### The task
Write every line of the material out exactly as shown.

*****

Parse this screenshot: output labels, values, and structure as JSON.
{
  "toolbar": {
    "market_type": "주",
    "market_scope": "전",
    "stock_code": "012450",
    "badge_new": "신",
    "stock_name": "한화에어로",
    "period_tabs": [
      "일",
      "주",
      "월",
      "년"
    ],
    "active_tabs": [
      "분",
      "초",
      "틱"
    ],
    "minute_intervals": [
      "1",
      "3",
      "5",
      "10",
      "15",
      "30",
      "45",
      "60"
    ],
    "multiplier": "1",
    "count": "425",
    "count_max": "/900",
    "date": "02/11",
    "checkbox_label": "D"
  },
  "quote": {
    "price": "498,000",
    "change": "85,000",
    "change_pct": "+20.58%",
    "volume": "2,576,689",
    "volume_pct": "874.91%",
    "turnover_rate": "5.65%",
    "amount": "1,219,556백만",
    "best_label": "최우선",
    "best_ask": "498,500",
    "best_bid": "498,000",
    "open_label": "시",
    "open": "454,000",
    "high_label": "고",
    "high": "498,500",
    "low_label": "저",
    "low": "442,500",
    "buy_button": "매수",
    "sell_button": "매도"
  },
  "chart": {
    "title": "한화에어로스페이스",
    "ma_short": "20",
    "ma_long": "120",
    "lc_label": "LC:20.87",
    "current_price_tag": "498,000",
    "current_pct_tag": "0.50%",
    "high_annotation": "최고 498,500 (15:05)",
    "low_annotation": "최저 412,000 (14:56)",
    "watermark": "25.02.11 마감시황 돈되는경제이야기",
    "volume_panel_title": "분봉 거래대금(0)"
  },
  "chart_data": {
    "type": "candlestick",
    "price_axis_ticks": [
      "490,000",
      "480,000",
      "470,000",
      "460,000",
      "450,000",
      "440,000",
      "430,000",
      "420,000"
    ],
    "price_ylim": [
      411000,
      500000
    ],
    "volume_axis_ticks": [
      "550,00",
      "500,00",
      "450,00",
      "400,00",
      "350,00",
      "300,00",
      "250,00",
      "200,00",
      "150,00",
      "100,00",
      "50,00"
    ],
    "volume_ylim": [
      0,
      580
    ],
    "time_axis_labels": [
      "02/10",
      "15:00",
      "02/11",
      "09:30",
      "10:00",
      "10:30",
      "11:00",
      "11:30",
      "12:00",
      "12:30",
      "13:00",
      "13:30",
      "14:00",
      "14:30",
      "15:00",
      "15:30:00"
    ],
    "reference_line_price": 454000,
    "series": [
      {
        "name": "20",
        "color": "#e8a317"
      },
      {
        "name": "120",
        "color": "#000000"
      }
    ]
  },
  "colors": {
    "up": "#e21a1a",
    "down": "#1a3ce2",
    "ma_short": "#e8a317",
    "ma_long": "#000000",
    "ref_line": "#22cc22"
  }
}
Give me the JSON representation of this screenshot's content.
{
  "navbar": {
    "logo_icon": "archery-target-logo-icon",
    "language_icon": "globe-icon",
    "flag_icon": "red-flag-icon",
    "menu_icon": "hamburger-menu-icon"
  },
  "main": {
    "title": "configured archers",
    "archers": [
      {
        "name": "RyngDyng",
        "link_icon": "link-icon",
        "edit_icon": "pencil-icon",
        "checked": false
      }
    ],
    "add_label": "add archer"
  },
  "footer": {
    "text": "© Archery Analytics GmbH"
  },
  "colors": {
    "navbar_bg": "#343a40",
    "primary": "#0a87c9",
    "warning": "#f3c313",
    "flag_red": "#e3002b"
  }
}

*****

### Worked answer
Parse this screenshot: output labels, values, and structure as JSON.
{
  "toolbar": {
    "market_type": "주",
    "market_scope": "전",
    "stock_code": "012450",
    "badge_new": "신",
    "stock_name": "한화에어로",
    "period_tabs": [
      "일",
      "주",
      "월",
      "년"
    ],
    "active_tabs": [
      "분",
      "초",
      "틱"
    ],
    "minute_intervals": [
      "1",
      "3",
      "5",
      "10",
      "15",
      "30",
      "45",
      "60"
    ],
    "multiplier": "1",
    "count": "425",
    "count_max": "/900",
    "date": "02/11",
    "checkbox_label": "D"
  },
  "quote": {
    "price": "498,000",
    "change": "85,000",
    "change_pct": "+20.58%",
    "volume": "2,576,689",
    "volume_pct": "874.91%",
    "turnover_rate": "5.65%",
    "amount": "1,219,556백만",
    "best_label": "최우선",
    "best_ask": "498,500",
    "best_bid": "498,000",
    "open_label": "시",
    "open": "454,000",
    "high_label": "고",
    "high": "498,500",
    "low_label": "저",
    "low": "442,500",
    "buy_button": "매수",
    "sell_button": "매도"
  },
  "chart": {
    "title": "한화에어로스페이스",
    "ma_short": "20",
    "ma_long": "120",
    "lc_label": "LC:20.87",
    "current_price_tag": "498,000",
    "current_pct_tag": "0.50%",
    "high_annotation": "최고 498,500 (15:05)",
    "low_annotation": "최저 412,000 (14:56)",
    "watermark": "25.02.11 마감시황 돈되는경제이야기",
    "volume_panel_title": "분봉 거래대금(0)"
  },
  "chart_data": {
    "type": "candlestick",
    "price_axis_ticks": [
      "490,000",
      "480,000",
      "470,000",
      "460,000",
      "450,000",
      "440,000",
      "430,000",
      "420,000"
    ],
    "price_ylim": [
      411000,
      500000
    ],
    "volume_axis_ticks": [
      "550,00",
      "500,00",
      "450,00",
      "400,00",
      "350,00",
      "300,00",
      "250,00",
      "200,00",
      "150,00",
      "100,00",
      "50,00"
    ],
    "volume_ylim": [
      0,
      580
    ],
    "time_axis_labels": [
      "02/10",
      "15:00",
      "02/11",
      "09:30",
      "10:00",
      "10:30",
      "11:00",
      "11:30",
      "12:00",
      "12:30",
      "13:00",
      "13:30",
      "14:00",
      "14:30",
      "15:00",
      "15:30:00"
    ],
    "reference_line_price": 454000,
    "series": [
      {
        "name": "20",
        "color": "#e8a317"
      },
      {
        "name": "120",
        "color": "#000000"
      }
    ]
  },
  "colors": {
    "up": "#e21a1a",
    "down": "#1a3ce2",
    "ma_short": "#e8a317",
    "ma_long": "#000000",
    "ref_line": "#22cc22"
  }
}
Give me the JSON representation of this screenshot's content.
{
  "navbar": {
    "logo_icon": "archery-target-logo-icon",
    "language_icon": "globe-icon",
    "flag_icon": "red-flag-icon",
    "menu_icon": "hamburger-menu-icon"
  },
  "main": {
    "title": "configured archers",
    "archers": [
      {
        "name": "RyngDyng",
        "link_icon": "link-icon",
        "edit_icon": "pencil-icon",
        "checked": false
      }
    ],
    "add_label": "add archer"
  },
  "footer": {
    "text": "© Archery Analytics GmbH"
  },
  "colors": {
    "navbar_bg": "#343a40",
    "primary": "#0a87c9",
    "warning": "#f3c313",
    "flag_red": "#e3002b"
  }
}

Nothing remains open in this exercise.